[Stored records]
[START]
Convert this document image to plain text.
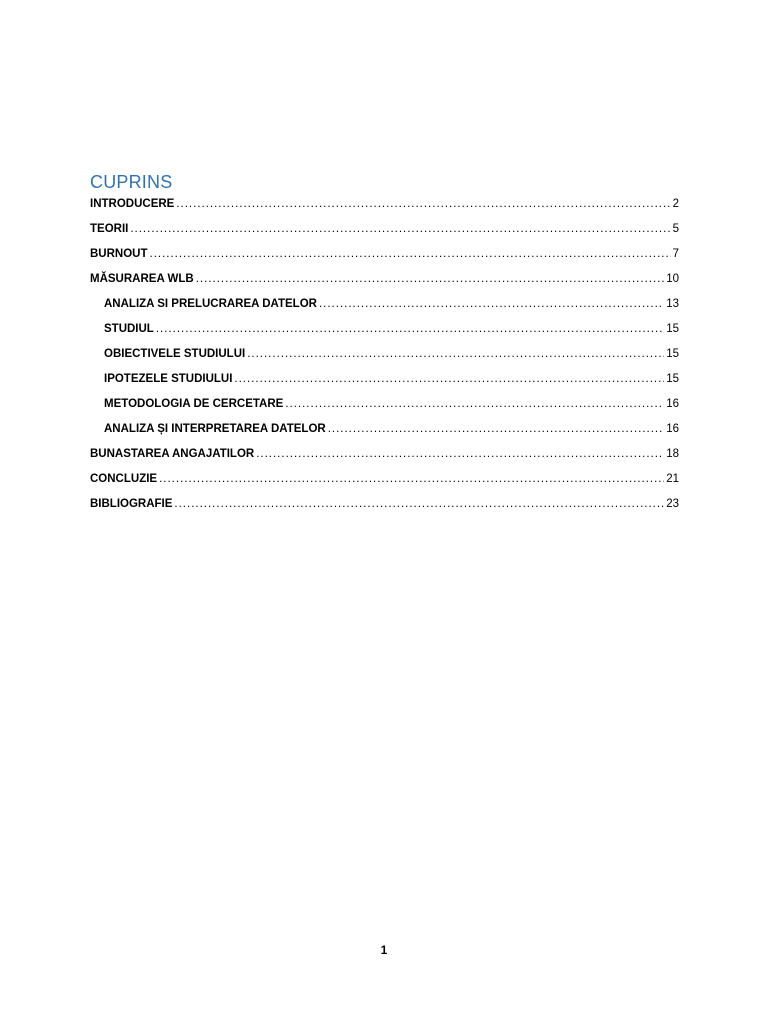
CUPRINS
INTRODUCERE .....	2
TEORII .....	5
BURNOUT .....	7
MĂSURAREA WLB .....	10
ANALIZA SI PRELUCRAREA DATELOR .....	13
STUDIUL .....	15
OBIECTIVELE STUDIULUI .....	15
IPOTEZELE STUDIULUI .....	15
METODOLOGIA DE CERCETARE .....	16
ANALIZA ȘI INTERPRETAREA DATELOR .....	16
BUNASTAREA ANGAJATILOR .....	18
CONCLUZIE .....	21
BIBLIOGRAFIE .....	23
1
[END]
[START]
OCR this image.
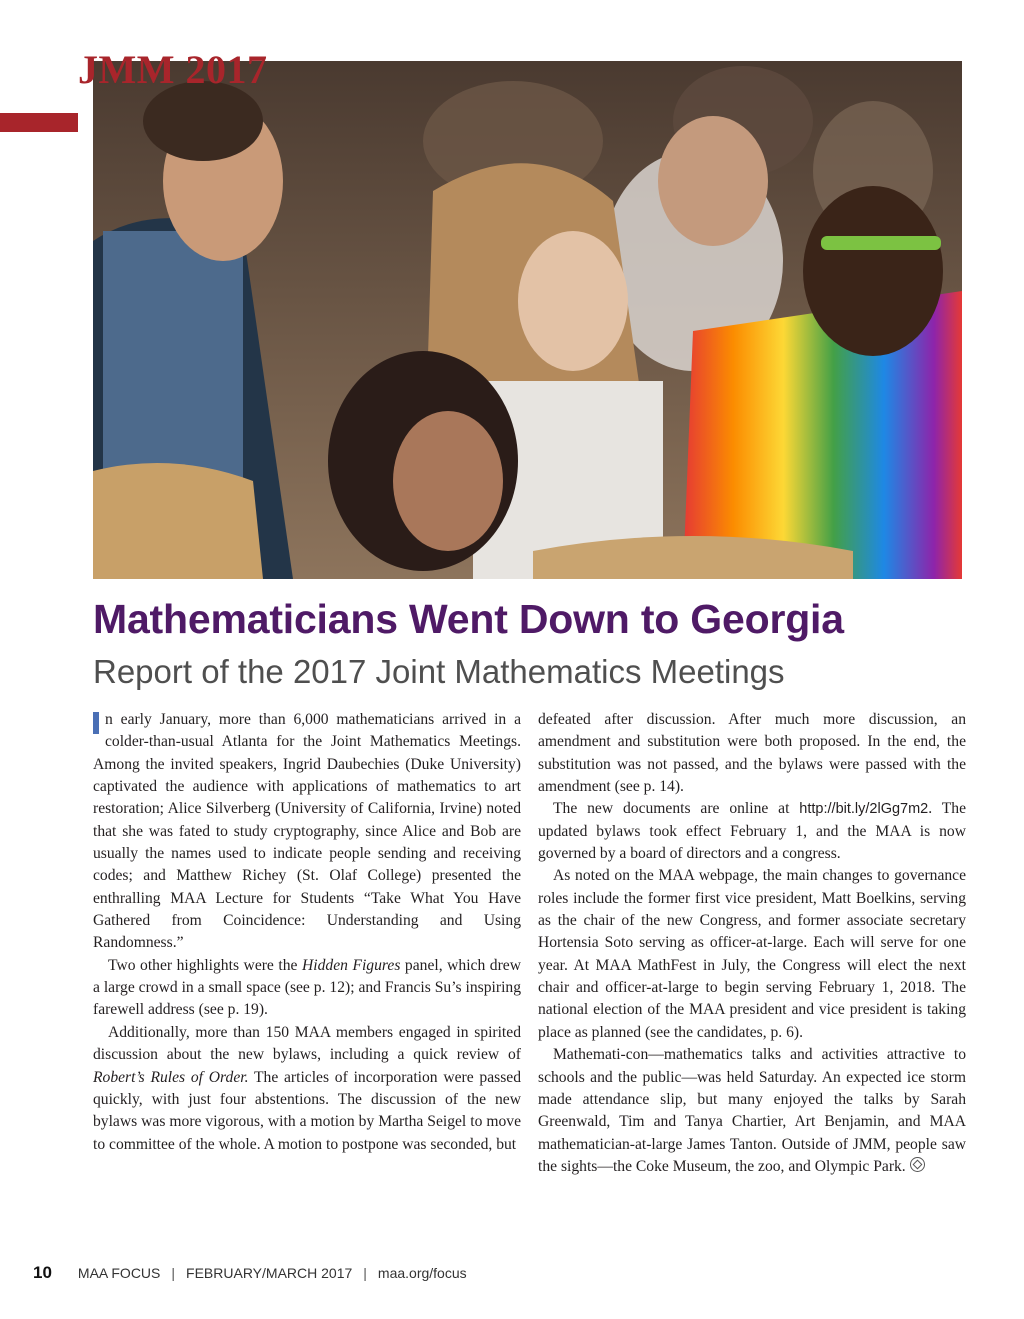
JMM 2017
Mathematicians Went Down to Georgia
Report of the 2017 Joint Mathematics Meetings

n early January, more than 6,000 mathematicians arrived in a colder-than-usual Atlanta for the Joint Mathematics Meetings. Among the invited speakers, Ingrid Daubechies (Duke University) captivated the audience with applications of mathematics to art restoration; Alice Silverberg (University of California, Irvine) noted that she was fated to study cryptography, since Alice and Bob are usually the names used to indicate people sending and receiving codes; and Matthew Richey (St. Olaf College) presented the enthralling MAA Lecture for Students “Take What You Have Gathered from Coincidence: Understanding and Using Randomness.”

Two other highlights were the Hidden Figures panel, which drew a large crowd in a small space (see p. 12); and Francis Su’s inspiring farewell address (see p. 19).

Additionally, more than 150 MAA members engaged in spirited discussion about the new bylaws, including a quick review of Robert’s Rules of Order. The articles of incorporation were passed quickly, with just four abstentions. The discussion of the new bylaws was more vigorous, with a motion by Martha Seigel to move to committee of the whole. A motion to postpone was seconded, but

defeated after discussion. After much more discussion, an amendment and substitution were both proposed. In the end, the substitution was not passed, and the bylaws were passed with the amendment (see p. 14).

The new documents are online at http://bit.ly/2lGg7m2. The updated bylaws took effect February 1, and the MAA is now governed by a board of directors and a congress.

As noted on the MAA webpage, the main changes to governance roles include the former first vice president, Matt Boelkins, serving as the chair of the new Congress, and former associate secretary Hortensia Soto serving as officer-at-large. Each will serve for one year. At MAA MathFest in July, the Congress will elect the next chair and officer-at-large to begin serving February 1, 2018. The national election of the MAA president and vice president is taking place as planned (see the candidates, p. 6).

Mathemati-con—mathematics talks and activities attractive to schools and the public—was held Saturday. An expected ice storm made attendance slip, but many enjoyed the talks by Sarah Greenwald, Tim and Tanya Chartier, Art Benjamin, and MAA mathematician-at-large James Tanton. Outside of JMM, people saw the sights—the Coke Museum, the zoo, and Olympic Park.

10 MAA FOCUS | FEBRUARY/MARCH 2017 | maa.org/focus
[END]
(Aim): Show each line of the listing that holds the string "ANALIZA".

(Task answer):
ANALIZA SI PRELUCRAREA DATELOR .....	13
ANALIZA ȘI INTERPRETAREA DATELOR .....	16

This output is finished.